*YOUR INSTRUCTIONS*:
Using the records below, please work out how many lines contain "answers"; answer with the number alone.

*LISTED RECORDS*:
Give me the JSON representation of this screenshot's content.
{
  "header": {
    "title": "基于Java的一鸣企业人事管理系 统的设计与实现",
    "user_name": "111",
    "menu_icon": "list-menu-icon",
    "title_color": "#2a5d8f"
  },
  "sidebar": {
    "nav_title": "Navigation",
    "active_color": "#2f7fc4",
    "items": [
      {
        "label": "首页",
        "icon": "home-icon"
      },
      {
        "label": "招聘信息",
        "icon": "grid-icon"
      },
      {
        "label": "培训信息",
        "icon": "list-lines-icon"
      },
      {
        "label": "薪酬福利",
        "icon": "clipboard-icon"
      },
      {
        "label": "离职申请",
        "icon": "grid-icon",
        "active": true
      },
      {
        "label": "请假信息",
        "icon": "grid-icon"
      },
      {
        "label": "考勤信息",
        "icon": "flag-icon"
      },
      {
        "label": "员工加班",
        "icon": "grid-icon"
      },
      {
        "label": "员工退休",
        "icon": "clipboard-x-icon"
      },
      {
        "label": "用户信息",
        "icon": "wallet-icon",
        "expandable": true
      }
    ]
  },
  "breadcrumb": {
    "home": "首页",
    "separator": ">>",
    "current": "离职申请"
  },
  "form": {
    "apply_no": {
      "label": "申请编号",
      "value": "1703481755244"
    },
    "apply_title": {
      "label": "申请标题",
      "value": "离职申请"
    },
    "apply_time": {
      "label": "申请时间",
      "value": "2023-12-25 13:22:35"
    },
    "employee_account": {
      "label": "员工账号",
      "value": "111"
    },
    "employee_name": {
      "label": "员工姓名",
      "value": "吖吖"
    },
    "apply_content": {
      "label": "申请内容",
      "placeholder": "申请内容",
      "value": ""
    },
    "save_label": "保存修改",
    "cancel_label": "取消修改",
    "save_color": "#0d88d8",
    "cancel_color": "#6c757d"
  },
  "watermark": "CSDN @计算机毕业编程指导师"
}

...

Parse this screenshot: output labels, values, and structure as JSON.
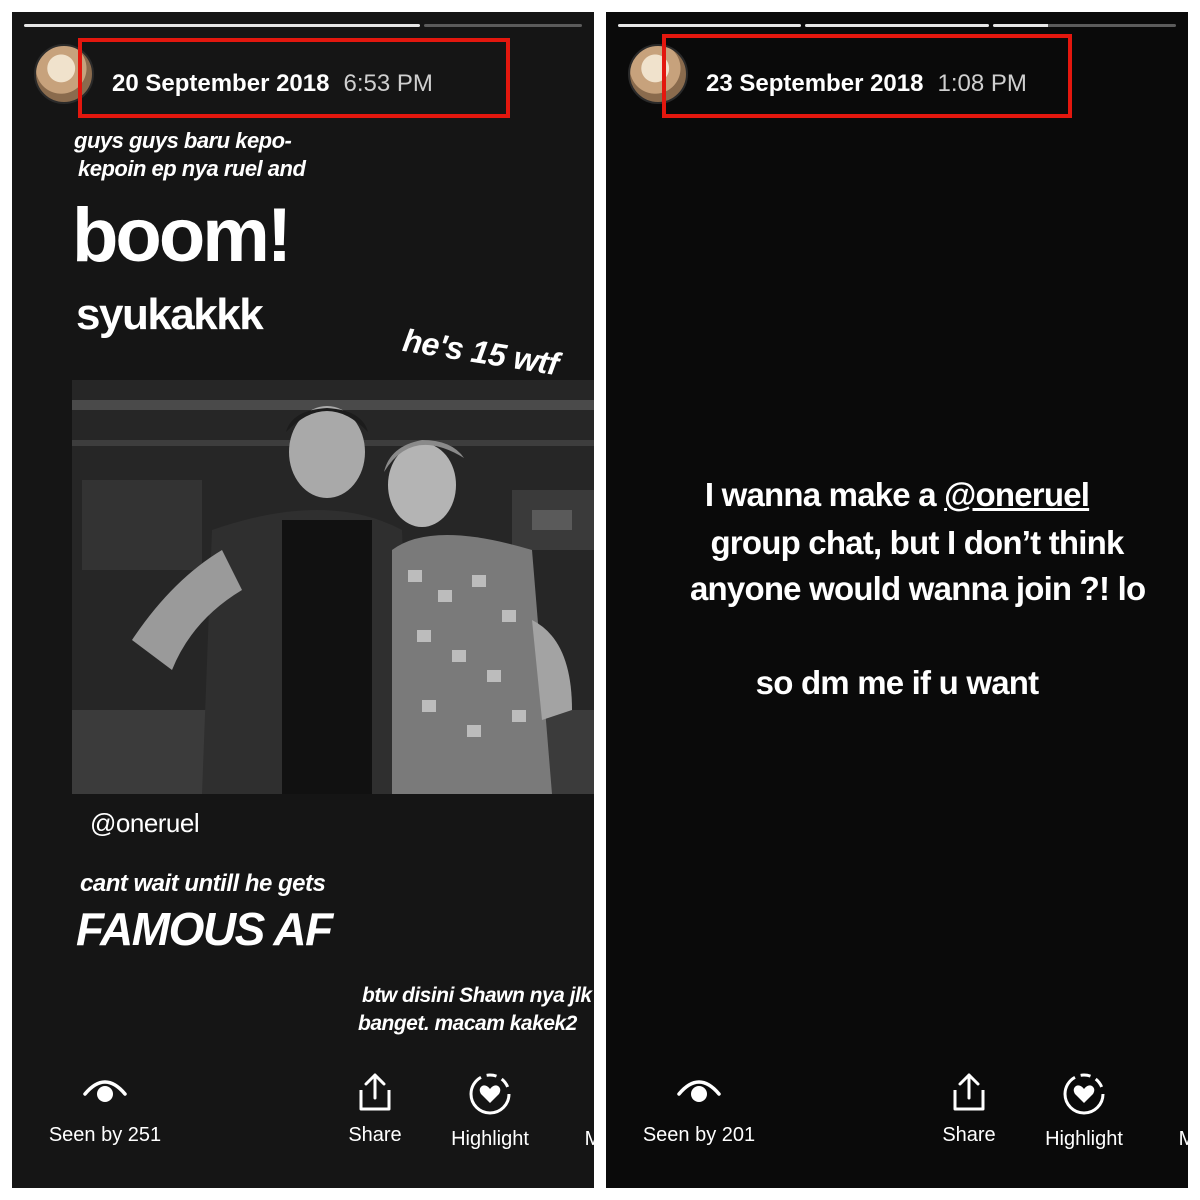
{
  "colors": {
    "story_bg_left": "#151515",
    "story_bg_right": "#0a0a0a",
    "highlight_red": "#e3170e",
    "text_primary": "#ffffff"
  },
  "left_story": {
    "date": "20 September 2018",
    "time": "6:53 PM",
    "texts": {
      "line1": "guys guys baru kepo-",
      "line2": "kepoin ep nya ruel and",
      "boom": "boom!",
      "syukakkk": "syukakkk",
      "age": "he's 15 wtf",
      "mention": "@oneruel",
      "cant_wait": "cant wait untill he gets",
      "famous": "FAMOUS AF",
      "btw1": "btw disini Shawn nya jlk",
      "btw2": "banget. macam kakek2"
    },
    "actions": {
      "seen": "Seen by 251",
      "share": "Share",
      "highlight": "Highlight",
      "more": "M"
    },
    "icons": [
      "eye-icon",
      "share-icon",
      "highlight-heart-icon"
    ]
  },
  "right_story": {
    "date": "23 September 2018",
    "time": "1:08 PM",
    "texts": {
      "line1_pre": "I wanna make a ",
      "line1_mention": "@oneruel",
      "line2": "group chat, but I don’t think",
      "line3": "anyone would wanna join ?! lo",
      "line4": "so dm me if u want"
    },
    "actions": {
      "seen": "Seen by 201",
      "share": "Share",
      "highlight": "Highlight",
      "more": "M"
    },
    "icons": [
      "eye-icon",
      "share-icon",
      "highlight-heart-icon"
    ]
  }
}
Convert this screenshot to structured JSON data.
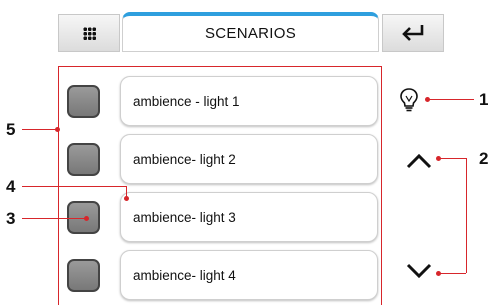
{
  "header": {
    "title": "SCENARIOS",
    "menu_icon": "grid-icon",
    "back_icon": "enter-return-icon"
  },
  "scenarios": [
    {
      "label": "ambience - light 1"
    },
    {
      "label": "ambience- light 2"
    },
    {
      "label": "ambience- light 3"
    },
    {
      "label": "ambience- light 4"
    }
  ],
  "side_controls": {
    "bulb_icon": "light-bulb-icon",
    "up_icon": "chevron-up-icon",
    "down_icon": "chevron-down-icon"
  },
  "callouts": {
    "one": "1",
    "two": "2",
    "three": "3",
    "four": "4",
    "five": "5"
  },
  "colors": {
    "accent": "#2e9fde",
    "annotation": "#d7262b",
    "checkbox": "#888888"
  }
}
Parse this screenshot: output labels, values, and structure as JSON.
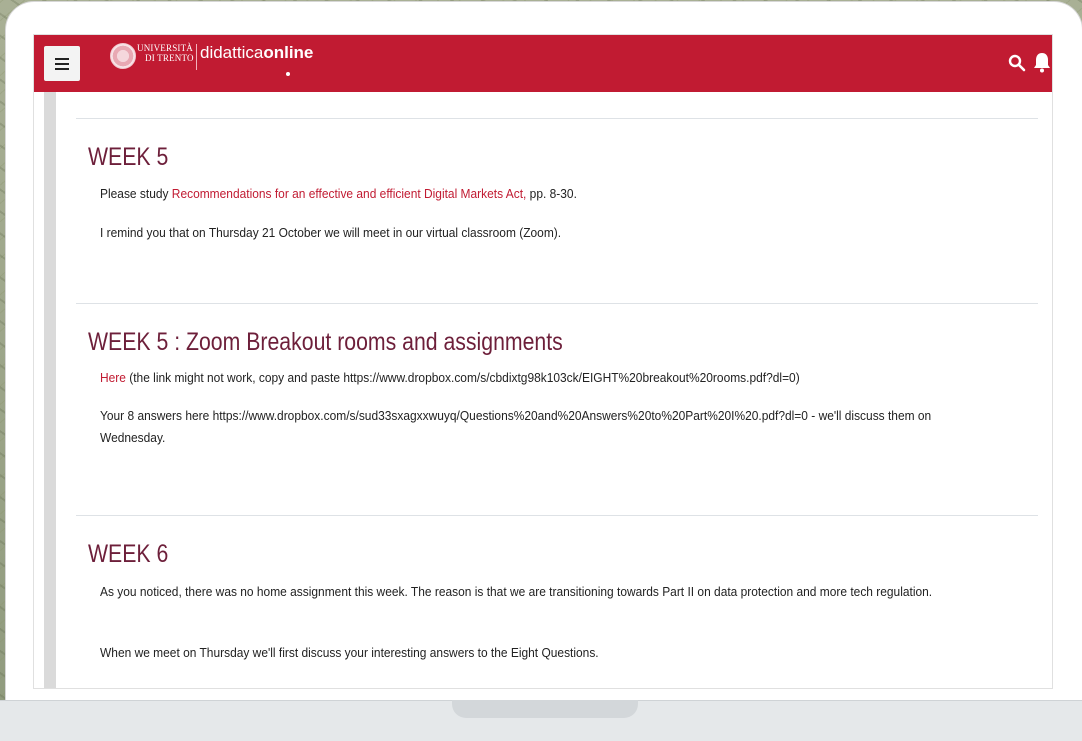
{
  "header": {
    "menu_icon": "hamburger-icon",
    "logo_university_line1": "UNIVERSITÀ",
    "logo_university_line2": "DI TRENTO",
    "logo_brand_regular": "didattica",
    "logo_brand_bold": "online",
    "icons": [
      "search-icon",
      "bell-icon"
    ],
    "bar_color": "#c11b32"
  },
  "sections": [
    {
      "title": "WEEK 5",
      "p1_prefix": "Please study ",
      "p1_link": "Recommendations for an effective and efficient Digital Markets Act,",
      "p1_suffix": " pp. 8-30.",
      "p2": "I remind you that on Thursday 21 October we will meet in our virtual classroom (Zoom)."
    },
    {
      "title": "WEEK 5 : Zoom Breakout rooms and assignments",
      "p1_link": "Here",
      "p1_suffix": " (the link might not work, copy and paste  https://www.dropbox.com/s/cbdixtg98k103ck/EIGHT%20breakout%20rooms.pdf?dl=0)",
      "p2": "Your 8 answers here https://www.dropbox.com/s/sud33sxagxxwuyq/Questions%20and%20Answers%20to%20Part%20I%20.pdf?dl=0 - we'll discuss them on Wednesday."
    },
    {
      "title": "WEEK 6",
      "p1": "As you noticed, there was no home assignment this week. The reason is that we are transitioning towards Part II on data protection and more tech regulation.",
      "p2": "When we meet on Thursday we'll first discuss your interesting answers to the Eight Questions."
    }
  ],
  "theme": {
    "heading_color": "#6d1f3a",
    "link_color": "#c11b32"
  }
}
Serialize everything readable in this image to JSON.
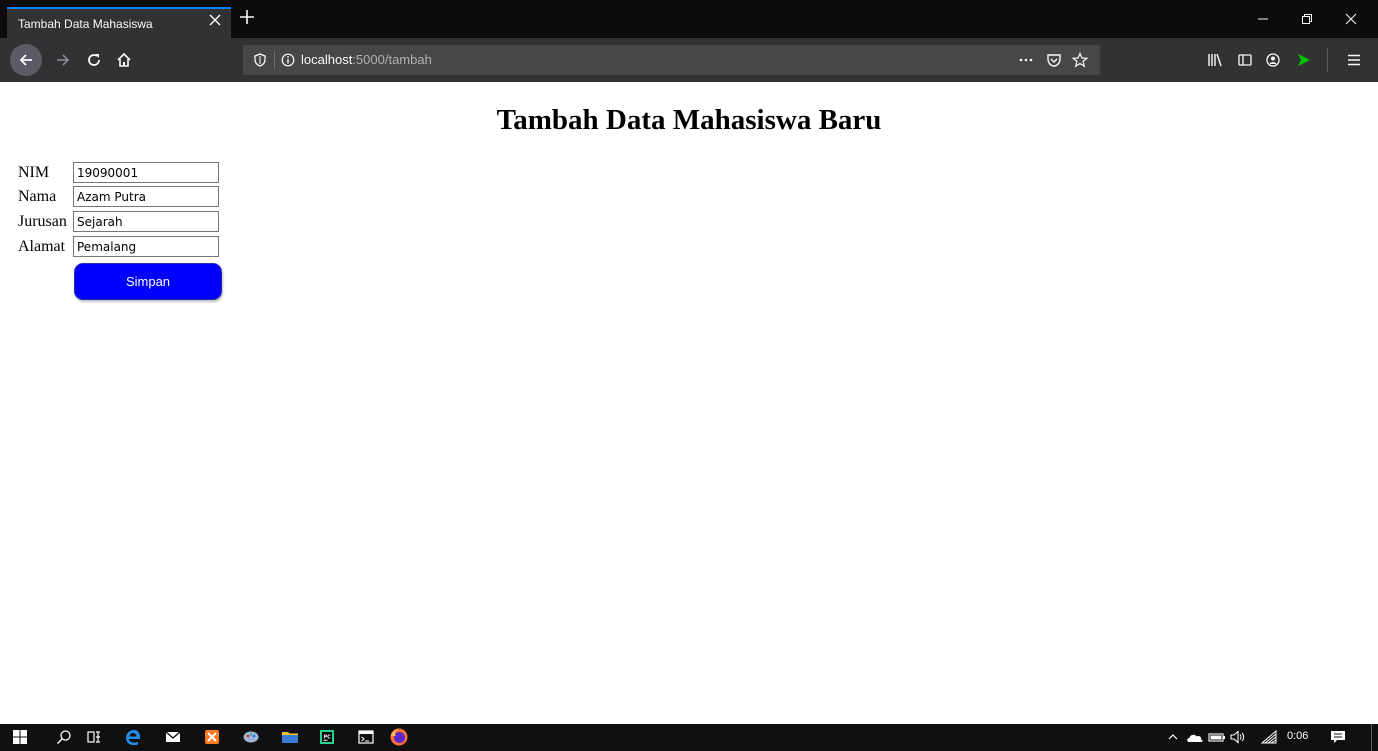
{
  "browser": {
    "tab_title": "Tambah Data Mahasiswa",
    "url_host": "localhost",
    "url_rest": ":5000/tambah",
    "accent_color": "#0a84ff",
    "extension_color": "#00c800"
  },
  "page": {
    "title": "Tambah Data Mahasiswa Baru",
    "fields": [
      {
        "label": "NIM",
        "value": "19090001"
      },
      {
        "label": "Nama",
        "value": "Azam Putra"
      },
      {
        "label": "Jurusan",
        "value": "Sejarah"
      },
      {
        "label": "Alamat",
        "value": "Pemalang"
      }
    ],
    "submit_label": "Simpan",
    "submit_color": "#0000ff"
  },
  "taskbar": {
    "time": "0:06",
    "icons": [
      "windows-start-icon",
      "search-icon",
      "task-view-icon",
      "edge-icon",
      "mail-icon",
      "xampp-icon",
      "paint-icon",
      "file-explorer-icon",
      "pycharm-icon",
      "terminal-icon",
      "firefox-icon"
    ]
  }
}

*TASK SOLUTION*:
2